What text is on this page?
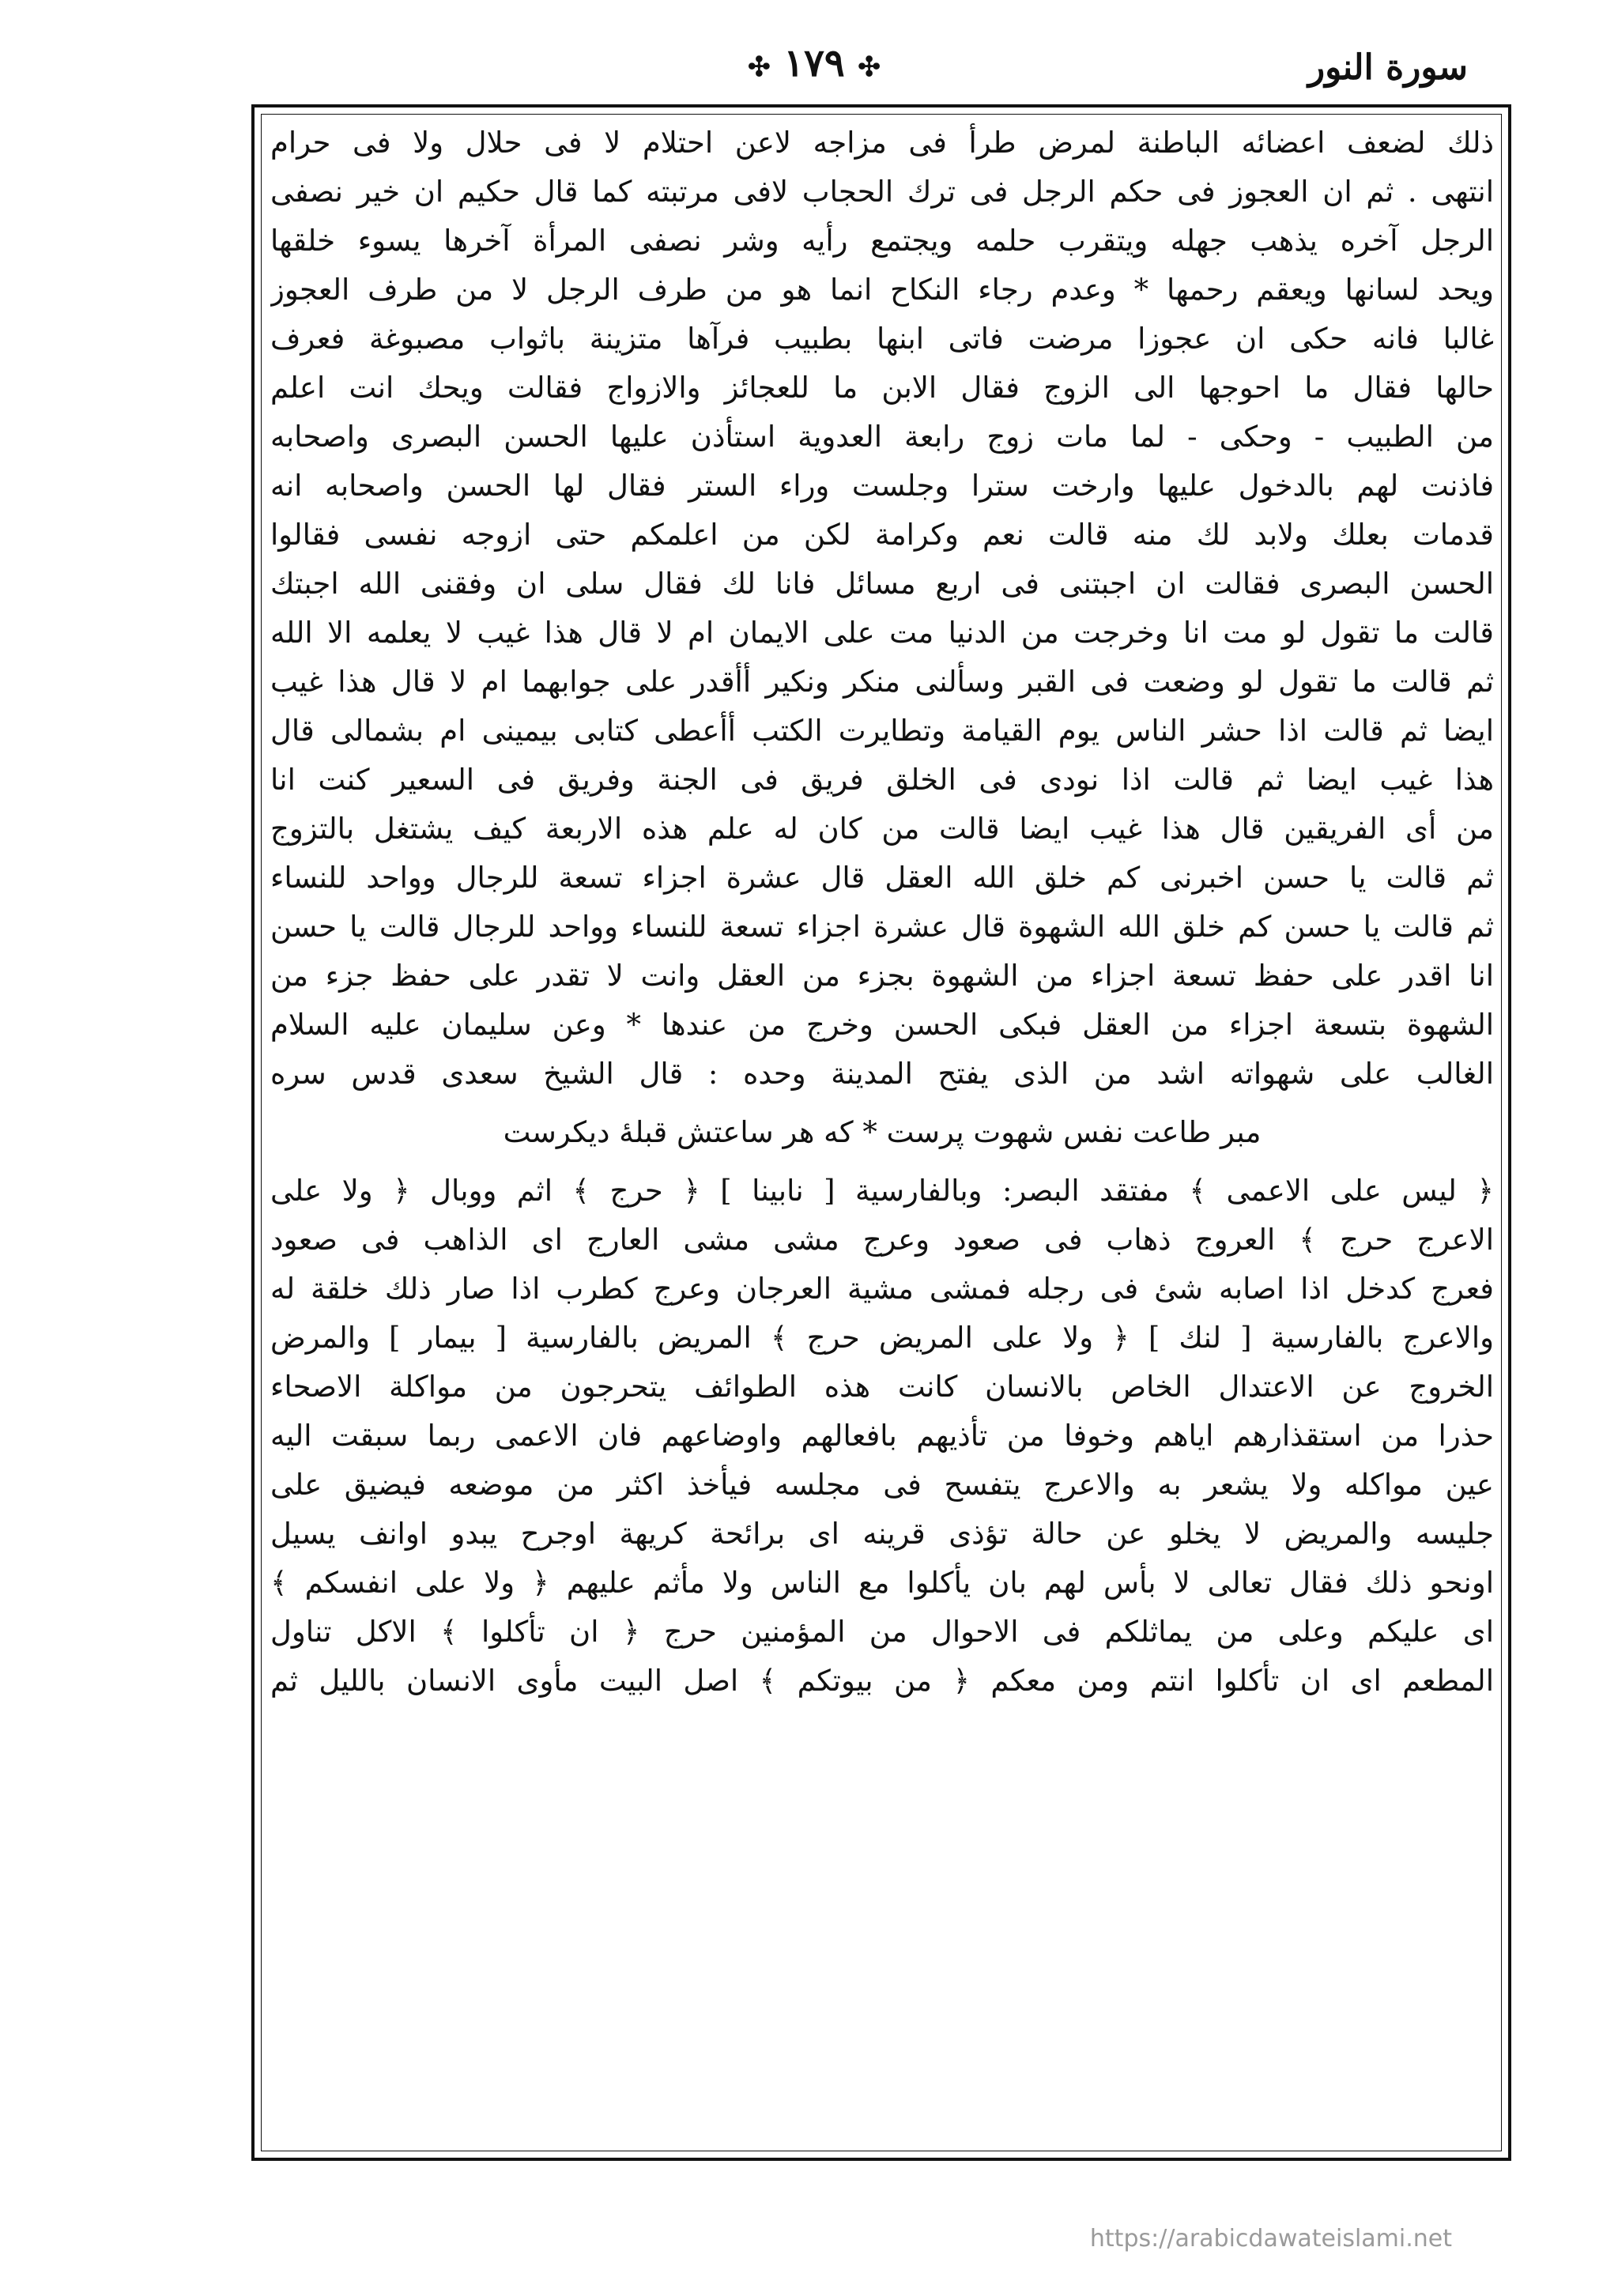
سورة النور
✣ ١٧٩ ✣
ذلك لضعف اعضائه الباطنة لمرض طرأ فى مزاجه لاعن احتلام لا فى حلال ولا فى حرام
انتهى . ثم ان العجوز فى حكم الرجل فى ترك الحجاب لافى مرتبته كما قال حكيم ان خير نصفى
الرجل آخره يذهب جهله ويتقرب حلمه ويجتمع رأيه وشر نصفى المرأة آخرها يسوء خلقها
ويحد لسانها ويعقم رحمها * وعدم رجاء النكاح انما هو من طرف الرجل لا من طرف العجوز
غالبا فانه حكى ان عجوزا مرضت فاتى ابنها بطبيب فرآها متزينة باثواب مصبوغة فعرف
حالها فقال ما احوجها الى الزوج فقال الابن ما للعجائز والازواج فقالت ويحك انت اعلم
من الطبيب - وحكى - لما مات زوج رابعة العدوية استأذن عليها الحسن البصرى واصحابه
فاذنت لهم بالدخول عليها وارخت سترا وجلست وراء الستر فقال لها الحسن واصحابه انه
قدمات بعلك ولابد لك منه قالت نعم وكرامة لكن من اعلمكم حتى ازوجه نفسى فقالوا
الحسن البصرى فقالت ان اجبتنى فى اربع مسائل فانا لك فقال سلى ان وفقنى الله اجبتك
قالت ما تقول لو مت انا وخرجت من الدنيا مت على الايمان ام لا قال هذا غيب لا يعلمه الا الله
ثم قالت ما تقول لو وضعت فى القبر وسألنى منكر ونكير أأقدر على جوابهما ام لا قال هذا غيب
ايضا ثم قالت اذا حشر الناس يوم القيامة وتطايرت الكتب أأعطى كتابى بيمينى ام بشمالى قال
هذا غيب ايضا ثم قالت اذا نودى فى الخلق فريق فى الجنة وفريق فى السعير كنت انا
من أى الفريقين قال هذا غيب ايضا قالت من كان له علم هذه الاربعة كيف يشتغل بالتزوج
ثم قالت يا حسن اخبرنى كم خلق الله العقل قال عشرة اجزاء تسعة للرجال وواحد للنساء
ثم قالت يا حسن كم خلق الله الشهوة قال عشرة اجزاء تسعة للنساء وواحد للرجال قالت يا حسن
انا اقدر على حفظ تسعة اجزاء من الشهوة بجزء من العقل وانت لا تقدر على حفظ جزء من
الشهوة بتسعة اجزاء من العقل فبكى الحسن وخرج من عندها * وعن سليمان عليه السلام
الغالب على شهواته اشد من الذى يفتح المدينة وحده : قال الشيخ سعدى قدس سره
مبر طاعت نفس شهوت پرست * كه هر ساعتش قبلهٔ ديكرست
﴿ ليس على الاعمى ﴾ مفتقد البصر: وبالفارسية [ نابينا ] ﴿ حرج ﴾ اثم ووبال ﴿ ولا على
الاعرج حرج ﴾ العروج ذهاب فى صعود وعرج مشى مشى العارج اى الذاهب فى صعود
فعرج كدخل اذا اصابه شئ فى رجله فمشى مشية العرجان وعرج كطرب اذا صار ذلك خلقة له
والاعرج بالفارسية [ لنك ] ﴿ ولا على المريض حرج ﴾ المريض بالفارسية [ بيمار ] والمرض
الخروج عن الاعتدال الخاص بالانسان كانت هذه الطوائف يتحرجون من مواكلة الاصحاء
حذرا من استقذارهم اياهم وخوفا من تأذيهم بافعالهم واوضاعهم فان الاعمى ربما سبقت اليه
عين مواكله ولا يشعر به والاعرج يتفسح فى مجلسه فيأخذ اكثر من موضعه فيضيق على
جليسه والمريض لا يخلو عن حالة تؤذى قرينه اى برائحة كريهة اوجرح يبدو اوانف يسيل
اونحو ذلك فقال تعالى لا بأس لهم بان يأكلوا مع الناس ولا مأثم عليهم ﴿ ولا على انفسكم ﴾
اى عليكم وعلى من يماثلكم فى الاحوال من المؤمنين حرج ﴿ ان تأكلوا ﴾ الاكل تناول
المطعم اى ان تأكلوا انتم ومن معكم ﴿ من بيوتكم ﴾ اصل البيت مأوى الانسان بالليل ثم
https://arabicdawateislami.net
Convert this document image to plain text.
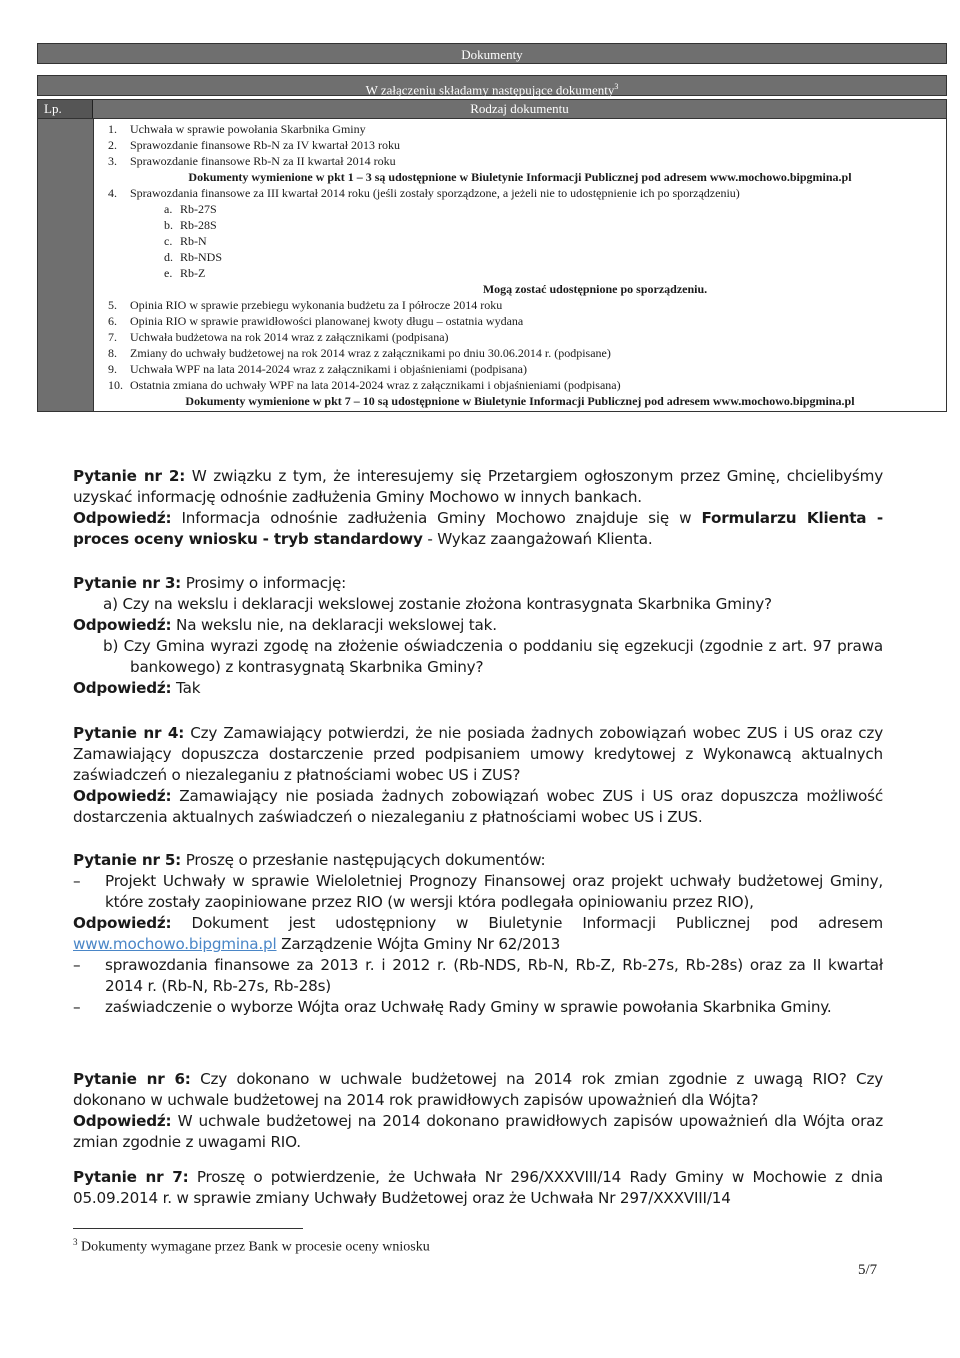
Dokumenty
W załączeniu składamy następujące dokumenty$^3$
Lp.	Rodzaj dokumentu
1. Uchwała w sprawie powołania Skarbnika Gminy
2. Sprawozdanie finansowe Rb-N za IV kwartał 2013 roku
3. Sprawozdanie finansowe Rb-N za II kwartał 2014 roku
Dokumenty wymienione w pkt 1 – 3 są udostępnione w Biuletynie Informacji Publicznej pod adresem www.mochowo.bipgmina.pl
4. Sprawozdania finansowe za III kwartał 2014 roku (jeśli zostały sporządzone, a jeżeli nie to udostępnienie ich po sporządzeniu)
a. Rb-27S
b. Rb-28S
c. Rb-N
d. Rb-NDS
e. Rb-Z
Mogą zostać udostępnione po sporządzeniu.
5. Opinia RIO w sprawie przebiegu wykonania budżetu za I półrocze 2014 roku
6. Opinia RIO w sprawie prawidłowości planowanej kwoty długu – ostatnia wydana
7. Uchwała budżetowa na rok 2014 wraz z załącznikami (podpisana)
8. Zmiany do uchwały budżetowej na rok 2014 wraz z załącznikami po dniu 30.06.2014 r. (podpisane)
9. Uchwała WPF na lata 2014-2024 wraz z załącznikami i objaśnieniami (podpisana)
10. Ostatnia zmiana do uchwały WPF na lata 2014-2024 wraz z załącznikami i objaśnieniami (podpisana)
Dokumenty wymienione w pkt 7 – 10 są udostępnione w Biuletynie Informacji Publicznej pod adresem www.mochowo.bipgmina.pl
Pytanie nr 2: W związku z tym, że interesujemy się Przetargiem ogłoszonym przez Gminę, chcielibyśmy uzyskać informację odnośnie zadłużenia Gminy Mochowo w innych bankach.
Odpowiedź: Informacja odnośnie zadłużenia Gminy Mochowo znajduje się w Formularzu Klienta - proces oceny wniosku - tryb standardowy - Wykaz zaangażowań Klienta.
Pytanie nr 3: Prosimy o informację:
a) Czy na wekslu i deklaracji wekslowej zostanie złożona kontrasygnata Skarbnika Gminy?
Odpowiedź: Na wekslu nie, na deklaracji wekslowej tak.
b) Czy Gmina wyrazi zgodę na złożenie oświadczenia o poddaniu się egzekucji (zgodnie z art. 97 prawa bankowego) z kontrasygnatą Skarbnika Gminy?
Odpowiedź: Tak
Pytanie nr 4: Czy Zamawiający potwierdzi, że nie posiada żadnych zobowiązań wobec ZUS i US oraz czy Zamawiający dopuszcza dostarczenie przed podpisaniem umowy kredytowej z Wykonawcą aktualnych zaświadczeń o niezaleganiu z płatnościami wobec US i ZUS?
Odpowiedź: Zamawiający nie posiada żadnych zobowiązań wobec ZUS i US oraz dopuszcza możliwość dostarczenia aktualnych zaświadczeń o niezaleganiu z płatnościami wobec US i ZUS.
Pytanie nr 5: Proszę o przesłanie następujących dokumentów:
– Projekt Uchwały w sprawie Wieloletniej Prognozy Finansowej oraz projekt uchwały budżetowej Gminy, które zostały zaopiniowane przez RIO (w wersji która podlegała opiniowaniu przez RIO),
Odpowiedź: Dokument jest udostępniony w Biuletynie Informacji Publicznej pod adresem www.mochowo.bipgmina.pl Zarządzenie Wójta Gminy Nr 62/2013
– sprawozdania finansowe za 2013 r. i 2012 r. (Rb-NDS, Rb-N, Rb-Z, Rb-27s, Rb-28s) oraz za II kwartał 2014 r. (Rb-N, Rb-27s, Rb-28s)
– zaświadczenie o wyborze Wójta oraz Uchwałę Rady Gminy w sprawie powołania Skarbnika Gminy.
Pytanie nr 6: Czy dokonano w uchwale budżetowej na 2014 rok zmian zgodnie z uwagą RIO? Czy dokonano w uchwale budżetowej na 2014 rok prawidłowych zapisów upoważnień dla Wójta?
Odpowiedź: W uchwale budżetowej na 2014 dokonano prawidłowych zapisów upoważnień dla Wójta oraz zmian zgodnie z uwagami RIO.
Pytanie nr 7: Proszę o potwierdzenie, że Uchwała Nr 296/XXXVIII/14 Rady Gminy w Mochowie z dnia 05.09.2014 r. w sprawie zmiany Uchwały Budżetowej oraz że Uchwała Nr 297/XXXVIII/14
$^3$ Dokumenty wymagane przez Bank w procesie oceny wniosku
5/7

==============================

- **Task objective**
Copy out the lines that hold "lata".

- **Solution below**
9. Uchwała WPF na lata 2014-2024 wraz z załącznikami i objaśnieniami (podpisana)
10. Ostatnia zmiana do uchwały WPF na lata 2014-2024 wraz z załącznikami i objaśnieniami (podpisana)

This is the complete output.